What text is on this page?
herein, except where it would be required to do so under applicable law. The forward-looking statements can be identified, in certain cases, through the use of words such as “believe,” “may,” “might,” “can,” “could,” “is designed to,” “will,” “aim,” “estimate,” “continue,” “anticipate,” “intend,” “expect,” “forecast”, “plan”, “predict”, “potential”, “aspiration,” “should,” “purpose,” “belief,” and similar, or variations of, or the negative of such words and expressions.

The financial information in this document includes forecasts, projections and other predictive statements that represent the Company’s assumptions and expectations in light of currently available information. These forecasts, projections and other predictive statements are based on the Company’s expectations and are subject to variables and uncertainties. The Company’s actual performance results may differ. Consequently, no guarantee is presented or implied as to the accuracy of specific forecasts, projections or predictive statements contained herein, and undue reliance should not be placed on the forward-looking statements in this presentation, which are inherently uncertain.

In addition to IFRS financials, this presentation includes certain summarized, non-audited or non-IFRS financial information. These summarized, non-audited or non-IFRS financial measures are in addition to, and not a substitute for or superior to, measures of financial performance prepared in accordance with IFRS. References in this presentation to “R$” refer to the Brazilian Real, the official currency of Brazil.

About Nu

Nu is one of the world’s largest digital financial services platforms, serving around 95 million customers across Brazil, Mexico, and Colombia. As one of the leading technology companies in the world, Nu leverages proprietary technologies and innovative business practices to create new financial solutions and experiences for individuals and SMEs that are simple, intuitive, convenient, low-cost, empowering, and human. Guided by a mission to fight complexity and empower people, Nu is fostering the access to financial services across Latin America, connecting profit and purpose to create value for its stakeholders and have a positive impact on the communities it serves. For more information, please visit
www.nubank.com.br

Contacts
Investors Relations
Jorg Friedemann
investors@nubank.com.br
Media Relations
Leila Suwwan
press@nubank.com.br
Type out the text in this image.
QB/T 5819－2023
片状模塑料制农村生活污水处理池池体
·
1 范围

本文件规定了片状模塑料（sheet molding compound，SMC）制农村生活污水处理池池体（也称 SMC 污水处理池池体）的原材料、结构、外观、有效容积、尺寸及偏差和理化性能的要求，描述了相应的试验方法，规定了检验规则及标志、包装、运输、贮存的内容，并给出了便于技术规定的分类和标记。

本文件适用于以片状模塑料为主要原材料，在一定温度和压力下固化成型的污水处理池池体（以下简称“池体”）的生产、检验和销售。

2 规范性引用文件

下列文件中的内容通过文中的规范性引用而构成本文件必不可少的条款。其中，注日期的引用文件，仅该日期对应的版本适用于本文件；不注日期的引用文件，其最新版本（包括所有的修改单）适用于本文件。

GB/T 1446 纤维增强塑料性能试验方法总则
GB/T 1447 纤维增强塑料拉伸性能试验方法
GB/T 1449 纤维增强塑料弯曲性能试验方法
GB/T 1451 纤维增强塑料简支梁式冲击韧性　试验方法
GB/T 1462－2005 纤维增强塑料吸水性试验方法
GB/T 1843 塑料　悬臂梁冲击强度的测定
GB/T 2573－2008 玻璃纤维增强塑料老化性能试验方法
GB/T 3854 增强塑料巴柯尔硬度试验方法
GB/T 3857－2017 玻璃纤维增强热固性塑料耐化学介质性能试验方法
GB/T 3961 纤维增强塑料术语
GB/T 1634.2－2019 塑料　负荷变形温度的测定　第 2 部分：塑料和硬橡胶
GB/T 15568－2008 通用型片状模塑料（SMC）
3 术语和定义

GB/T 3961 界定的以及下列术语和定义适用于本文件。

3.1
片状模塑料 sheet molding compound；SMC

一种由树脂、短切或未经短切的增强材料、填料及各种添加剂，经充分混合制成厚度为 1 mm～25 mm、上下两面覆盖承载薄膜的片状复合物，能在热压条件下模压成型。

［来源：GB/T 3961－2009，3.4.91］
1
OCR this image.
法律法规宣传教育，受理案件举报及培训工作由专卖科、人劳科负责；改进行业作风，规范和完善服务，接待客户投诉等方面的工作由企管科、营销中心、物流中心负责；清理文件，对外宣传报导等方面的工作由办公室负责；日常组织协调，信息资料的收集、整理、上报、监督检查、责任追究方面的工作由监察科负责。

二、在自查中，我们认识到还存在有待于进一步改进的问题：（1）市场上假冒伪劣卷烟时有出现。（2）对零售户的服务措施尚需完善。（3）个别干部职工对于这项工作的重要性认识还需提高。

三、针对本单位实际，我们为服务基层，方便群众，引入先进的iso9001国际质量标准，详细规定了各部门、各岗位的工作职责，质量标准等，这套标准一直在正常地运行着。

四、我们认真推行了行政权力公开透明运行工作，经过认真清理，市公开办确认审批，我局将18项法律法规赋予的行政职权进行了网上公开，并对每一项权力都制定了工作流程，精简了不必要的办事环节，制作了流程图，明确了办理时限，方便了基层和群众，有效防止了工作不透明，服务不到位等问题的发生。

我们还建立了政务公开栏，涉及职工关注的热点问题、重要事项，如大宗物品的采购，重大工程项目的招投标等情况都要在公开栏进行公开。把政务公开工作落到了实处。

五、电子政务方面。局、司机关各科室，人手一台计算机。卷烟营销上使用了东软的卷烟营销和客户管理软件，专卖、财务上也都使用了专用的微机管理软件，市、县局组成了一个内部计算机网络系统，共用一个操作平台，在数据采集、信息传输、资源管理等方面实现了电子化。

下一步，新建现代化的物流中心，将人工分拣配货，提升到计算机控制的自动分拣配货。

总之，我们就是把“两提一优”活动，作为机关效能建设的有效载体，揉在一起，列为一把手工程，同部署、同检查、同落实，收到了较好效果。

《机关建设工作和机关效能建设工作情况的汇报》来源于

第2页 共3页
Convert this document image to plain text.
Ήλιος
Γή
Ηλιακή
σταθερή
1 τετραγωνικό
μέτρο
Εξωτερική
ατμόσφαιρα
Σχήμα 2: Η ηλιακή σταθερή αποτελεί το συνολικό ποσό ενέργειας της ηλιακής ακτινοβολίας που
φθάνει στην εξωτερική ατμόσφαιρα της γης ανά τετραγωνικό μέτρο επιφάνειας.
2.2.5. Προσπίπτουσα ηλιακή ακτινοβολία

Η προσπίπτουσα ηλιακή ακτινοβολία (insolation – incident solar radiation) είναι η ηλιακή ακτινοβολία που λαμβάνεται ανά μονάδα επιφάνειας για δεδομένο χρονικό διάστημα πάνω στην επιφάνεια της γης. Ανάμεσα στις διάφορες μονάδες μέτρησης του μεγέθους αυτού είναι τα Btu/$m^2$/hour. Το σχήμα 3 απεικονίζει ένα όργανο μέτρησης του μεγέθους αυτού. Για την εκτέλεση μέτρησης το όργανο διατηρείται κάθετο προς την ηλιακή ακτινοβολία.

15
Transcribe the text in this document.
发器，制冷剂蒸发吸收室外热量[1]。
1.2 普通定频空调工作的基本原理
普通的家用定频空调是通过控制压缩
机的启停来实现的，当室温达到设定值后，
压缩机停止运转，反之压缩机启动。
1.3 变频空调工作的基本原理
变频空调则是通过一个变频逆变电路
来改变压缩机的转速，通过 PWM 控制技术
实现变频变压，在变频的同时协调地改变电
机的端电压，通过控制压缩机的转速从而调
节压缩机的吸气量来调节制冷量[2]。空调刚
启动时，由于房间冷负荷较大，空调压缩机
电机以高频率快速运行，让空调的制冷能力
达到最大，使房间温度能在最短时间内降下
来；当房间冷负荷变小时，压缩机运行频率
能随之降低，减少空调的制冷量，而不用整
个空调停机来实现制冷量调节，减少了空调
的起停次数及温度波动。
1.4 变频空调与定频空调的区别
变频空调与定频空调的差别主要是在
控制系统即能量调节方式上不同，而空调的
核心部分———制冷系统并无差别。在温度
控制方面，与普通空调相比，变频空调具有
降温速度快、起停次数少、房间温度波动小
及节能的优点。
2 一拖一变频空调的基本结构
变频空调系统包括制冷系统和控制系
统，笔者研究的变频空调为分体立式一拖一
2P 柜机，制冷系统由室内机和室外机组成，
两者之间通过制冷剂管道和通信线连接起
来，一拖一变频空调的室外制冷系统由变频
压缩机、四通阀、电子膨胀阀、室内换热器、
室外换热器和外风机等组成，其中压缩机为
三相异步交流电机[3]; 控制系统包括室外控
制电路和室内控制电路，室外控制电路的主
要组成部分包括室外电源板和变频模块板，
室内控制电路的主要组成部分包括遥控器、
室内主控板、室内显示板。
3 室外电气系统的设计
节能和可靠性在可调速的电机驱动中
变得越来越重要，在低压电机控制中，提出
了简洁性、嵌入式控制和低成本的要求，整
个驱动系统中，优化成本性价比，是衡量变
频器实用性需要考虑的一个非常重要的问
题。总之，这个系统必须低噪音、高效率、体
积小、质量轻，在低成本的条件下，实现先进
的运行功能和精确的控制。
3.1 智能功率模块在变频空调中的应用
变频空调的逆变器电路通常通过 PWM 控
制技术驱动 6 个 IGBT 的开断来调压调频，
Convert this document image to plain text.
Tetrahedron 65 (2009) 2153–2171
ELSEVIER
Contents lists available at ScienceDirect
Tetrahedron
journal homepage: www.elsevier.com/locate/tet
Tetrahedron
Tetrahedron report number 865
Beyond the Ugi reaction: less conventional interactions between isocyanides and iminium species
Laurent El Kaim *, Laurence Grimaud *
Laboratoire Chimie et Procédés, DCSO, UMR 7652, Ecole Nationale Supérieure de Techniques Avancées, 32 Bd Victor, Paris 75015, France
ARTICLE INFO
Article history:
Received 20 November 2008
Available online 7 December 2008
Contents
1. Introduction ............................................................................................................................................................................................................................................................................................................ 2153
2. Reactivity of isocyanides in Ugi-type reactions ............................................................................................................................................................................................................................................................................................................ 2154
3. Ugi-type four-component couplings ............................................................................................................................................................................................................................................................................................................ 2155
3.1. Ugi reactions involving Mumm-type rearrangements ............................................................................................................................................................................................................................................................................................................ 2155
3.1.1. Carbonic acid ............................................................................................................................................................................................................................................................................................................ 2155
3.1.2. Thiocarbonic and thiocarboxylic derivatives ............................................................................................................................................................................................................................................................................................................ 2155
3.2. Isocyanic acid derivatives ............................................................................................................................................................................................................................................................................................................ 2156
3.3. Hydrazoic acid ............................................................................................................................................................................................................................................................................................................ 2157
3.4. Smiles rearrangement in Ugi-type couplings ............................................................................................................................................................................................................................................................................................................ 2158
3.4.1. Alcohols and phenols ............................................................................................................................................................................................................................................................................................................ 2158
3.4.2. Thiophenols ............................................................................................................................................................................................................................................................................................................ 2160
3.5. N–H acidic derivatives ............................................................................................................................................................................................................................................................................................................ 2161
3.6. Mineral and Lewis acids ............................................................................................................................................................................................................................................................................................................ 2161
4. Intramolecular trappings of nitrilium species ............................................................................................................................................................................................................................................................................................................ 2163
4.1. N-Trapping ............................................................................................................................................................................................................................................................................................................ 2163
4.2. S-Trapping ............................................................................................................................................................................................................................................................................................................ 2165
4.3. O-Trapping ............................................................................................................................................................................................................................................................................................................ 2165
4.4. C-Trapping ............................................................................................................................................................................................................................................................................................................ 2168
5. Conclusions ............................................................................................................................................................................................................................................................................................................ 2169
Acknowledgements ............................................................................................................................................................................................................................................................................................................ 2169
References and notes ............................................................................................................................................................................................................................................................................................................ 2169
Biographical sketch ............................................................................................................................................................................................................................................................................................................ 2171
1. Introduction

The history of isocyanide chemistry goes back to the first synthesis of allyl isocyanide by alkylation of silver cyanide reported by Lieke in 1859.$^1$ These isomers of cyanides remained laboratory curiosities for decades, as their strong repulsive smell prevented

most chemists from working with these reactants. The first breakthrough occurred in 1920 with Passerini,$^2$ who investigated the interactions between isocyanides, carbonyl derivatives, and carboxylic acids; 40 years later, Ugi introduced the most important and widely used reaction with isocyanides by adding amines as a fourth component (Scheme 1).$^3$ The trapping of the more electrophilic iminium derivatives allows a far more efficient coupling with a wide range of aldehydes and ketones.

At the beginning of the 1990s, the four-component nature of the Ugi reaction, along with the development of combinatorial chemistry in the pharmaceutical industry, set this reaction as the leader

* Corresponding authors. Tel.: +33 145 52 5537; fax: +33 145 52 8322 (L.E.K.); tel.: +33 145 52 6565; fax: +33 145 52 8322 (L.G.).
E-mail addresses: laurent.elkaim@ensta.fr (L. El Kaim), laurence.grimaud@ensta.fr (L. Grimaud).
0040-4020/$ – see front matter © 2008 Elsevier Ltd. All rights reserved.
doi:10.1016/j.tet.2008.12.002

### Instructions to follow
Go through the material above and copy each line that has the word "species".

### Result below
Beyond the Ugi reaction: less conventional interactions between isocyanides and iminium species
4. Intramolecular trappings of nitrilium species ............................................................................................................................................................................................................................................................................................................ 2163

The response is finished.